**BRIEF:**
Find the word "image" in the data. Return every line where it appears.

====== RECORDS TO USE

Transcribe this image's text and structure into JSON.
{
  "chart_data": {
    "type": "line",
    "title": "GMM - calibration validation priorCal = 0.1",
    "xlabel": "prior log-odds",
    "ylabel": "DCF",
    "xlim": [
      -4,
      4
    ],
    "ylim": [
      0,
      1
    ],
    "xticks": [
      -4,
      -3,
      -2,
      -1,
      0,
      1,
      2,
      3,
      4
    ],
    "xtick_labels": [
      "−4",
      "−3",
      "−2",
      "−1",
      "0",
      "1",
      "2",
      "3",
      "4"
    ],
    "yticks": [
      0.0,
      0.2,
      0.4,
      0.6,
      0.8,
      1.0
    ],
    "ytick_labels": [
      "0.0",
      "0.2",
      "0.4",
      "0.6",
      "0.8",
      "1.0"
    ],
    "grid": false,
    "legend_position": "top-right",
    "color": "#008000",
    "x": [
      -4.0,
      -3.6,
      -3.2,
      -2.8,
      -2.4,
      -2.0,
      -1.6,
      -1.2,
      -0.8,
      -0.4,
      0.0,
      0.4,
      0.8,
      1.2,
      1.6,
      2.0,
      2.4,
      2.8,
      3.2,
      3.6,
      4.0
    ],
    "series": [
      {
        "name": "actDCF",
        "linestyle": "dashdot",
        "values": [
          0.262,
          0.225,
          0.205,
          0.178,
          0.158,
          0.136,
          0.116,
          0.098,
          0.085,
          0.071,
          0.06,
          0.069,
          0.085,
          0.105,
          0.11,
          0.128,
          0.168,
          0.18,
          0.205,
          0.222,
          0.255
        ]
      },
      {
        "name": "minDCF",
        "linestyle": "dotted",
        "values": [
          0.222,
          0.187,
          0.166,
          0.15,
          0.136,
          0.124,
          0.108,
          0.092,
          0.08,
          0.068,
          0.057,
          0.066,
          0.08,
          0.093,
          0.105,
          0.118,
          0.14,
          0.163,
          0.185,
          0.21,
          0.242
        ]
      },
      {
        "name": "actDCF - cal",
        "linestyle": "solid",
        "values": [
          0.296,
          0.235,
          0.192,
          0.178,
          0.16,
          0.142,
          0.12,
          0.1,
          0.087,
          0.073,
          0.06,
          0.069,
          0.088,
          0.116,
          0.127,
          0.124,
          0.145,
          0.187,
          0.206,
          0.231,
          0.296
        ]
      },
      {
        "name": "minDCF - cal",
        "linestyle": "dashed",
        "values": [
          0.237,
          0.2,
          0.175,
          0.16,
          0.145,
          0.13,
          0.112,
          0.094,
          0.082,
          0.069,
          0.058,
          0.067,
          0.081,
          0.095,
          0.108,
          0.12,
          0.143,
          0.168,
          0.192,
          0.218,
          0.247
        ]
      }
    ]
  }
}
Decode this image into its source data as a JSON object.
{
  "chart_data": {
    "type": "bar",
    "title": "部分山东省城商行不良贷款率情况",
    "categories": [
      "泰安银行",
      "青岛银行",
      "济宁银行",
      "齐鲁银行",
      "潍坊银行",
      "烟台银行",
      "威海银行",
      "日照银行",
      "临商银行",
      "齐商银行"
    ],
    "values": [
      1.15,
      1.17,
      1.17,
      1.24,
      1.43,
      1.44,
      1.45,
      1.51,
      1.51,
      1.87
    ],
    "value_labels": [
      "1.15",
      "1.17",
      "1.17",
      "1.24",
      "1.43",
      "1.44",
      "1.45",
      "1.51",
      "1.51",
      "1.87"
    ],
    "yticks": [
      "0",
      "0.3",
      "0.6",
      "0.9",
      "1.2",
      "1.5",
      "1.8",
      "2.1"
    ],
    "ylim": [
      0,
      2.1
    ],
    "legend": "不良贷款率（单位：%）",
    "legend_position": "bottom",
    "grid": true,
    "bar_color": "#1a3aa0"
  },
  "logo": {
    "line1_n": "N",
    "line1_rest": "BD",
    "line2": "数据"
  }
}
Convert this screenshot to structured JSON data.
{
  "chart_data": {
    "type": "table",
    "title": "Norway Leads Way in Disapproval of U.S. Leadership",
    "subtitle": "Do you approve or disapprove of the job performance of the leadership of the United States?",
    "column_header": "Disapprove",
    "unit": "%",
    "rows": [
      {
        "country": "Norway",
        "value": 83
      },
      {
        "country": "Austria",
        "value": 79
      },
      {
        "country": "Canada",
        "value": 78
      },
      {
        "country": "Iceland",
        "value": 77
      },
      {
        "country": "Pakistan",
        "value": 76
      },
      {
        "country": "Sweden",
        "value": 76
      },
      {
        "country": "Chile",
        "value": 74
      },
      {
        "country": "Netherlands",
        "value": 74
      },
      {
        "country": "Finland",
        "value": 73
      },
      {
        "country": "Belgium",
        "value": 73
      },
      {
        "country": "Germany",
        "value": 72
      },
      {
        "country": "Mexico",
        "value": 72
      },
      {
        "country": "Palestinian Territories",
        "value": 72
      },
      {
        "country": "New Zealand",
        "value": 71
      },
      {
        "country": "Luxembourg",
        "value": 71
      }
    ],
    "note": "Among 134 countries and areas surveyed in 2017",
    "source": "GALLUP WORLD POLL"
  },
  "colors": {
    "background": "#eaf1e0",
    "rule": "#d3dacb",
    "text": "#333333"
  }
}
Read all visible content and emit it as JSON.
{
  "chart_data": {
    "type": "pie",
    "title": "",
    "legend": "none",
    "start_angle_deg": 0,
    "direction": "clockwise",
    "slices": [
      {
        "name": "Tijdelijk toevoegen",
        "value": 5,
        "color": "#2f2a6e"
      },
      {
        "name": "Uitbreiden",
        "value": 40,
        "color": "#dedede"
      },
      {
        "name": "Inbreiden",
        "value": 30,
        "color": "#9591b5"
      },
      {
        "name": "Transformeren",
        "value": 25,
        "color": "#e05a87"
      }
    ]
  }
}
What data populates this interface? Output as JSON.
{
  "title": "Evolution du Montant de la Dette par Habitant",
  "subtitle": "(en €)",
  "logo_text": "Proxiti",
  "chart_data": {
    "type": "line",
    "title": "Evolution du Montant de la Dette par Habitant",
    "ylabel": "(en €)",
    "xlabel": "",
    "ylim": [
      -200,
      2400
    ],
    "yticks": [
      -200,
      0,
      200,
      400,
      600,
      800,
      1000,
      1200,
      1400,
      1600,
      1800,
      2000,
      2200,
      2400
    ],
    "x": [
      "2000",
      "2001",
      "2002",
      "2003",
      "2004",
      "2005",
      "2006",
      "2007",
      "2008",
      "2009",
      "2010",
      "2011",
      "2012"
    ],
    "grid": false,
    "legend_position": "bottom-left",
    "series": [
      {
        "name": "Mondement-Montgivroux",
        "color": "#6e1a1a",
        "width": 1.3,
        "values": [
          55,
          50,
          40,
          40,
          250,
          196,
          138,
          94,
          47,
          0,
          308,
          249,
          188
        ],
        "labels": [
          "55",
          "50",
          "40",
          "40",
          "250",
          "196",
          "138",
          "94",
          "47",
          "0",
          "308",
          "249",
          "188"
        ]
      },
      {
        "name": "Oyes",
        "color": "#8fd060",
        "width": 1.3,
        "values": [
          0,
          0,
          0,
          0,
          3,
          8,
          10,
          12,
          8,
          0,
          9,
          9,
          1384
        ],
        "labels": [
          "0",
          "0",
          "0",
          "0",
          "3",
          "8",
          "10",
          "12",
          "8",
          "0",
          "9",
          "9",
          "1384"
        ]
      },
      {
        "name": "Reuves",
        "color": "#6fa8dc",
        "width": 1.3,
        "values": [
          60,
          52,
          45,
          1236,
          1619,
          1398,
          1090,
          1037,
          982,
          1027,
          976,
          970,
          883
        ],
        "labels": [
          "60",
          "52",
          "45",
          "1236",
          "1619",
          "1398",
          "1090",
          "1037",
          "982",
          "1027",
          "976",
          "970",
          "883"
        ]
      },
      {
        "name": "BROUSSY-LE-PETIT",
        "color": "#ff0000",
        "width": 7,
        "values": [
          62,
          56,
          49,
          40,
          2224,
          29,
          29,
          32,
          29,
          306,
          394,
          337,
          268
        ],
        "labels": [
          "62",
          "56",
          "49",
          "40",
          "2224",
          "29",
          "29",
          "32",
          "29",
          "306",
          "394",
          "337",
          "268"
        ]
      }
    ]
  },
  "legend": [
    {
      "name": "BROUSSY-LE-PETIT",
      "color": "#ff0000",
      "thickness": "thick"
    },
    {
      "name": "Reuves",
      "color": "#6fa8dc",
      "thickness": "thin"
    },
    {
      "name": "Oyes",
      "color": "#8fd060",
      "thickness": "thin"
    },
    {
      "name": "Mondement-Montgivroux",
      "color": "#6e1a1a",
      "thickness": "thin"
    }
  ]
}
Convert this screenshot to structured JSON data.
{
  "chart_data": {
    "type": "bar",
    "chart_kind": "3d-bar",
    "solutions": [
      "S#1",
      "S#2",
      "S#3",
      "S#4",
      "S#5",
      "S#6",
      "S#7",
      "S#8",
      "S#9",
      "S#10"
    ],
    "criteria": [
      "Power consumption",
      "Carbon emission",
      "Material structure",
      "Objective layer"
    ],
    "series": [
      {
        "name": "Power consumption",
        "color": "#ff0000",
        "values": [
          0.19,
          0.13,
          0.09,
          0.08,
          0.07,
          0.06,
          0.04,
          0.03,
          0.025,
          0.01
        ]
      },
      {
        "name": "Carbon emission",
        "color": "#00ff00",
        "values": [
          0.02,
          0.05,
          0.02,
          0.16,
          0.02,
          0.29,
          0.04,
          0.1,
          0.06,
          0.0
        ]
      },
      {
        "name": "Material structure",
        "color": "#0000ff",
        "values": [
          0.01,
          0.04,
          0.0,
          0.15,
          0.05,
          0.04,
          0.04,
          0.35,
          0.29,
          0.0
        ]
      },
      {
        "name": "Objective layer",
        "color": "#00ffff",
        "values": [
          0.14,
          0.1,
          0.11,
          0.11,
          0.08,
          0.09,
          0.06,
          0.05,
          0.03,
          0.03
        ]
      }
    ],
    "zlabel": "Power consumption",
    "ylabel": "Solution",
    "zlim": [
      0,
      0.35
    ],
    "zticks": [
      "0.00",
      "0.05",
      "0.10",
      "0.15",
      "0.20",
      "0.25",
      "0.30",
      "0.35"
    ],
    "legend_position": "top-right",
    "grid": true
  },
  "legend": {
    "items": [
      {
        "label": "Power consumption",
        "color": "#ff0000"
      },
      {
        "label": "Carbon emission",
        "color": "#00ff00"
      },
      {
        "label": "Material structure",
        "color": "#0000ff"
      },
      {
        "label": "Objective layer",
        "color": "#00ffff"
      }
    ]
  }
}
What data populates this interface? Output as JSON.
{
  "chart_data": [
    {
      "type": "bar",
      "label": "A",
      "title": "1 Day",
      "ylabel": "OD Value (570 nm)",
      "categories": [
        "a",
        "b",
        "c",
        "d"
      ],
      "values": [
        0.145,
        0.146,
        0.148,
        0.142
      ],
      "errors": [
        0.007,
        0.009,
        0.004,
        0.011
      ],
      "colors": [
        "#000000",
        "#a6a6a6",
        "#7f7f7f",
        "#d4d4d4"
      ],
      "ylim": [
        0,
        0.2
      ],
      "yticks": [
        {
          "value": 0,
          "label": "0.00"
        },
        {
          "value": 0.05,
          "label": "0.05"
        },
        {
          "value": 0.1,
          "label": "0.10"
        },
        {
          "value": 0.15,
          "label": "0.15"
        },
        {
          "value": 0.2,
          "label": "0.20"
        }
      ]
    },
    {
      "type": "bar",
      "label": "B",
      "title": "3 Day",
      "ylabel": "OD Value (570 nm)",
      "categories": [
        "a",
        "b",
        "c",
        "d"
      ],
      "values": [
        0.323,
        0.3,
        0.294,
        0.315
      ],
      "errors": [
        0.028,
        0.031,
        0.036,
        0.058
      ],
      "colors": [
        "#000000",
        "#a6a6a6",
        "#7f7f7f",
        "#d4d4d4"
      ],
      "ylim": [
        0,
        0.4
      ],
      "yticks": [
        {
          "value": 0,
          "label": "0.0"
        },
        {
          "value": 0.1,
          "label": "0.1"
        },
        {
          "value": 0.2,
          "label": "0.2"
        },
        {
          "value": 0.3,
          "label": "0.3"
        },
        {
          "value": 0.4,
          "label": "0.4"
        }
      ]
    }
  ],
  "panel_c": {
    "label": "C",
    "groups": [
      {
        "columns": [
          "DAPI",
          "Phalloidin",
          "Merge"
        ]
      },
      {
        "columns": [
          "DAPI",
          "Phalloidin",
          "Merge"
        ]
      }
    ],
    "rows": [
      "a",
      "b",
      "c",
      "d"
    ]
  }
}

============

**REPLY TO THE TASK:**
Transcribe this image's text and structure into JSON.
Decode this image into its source data as a JSON object.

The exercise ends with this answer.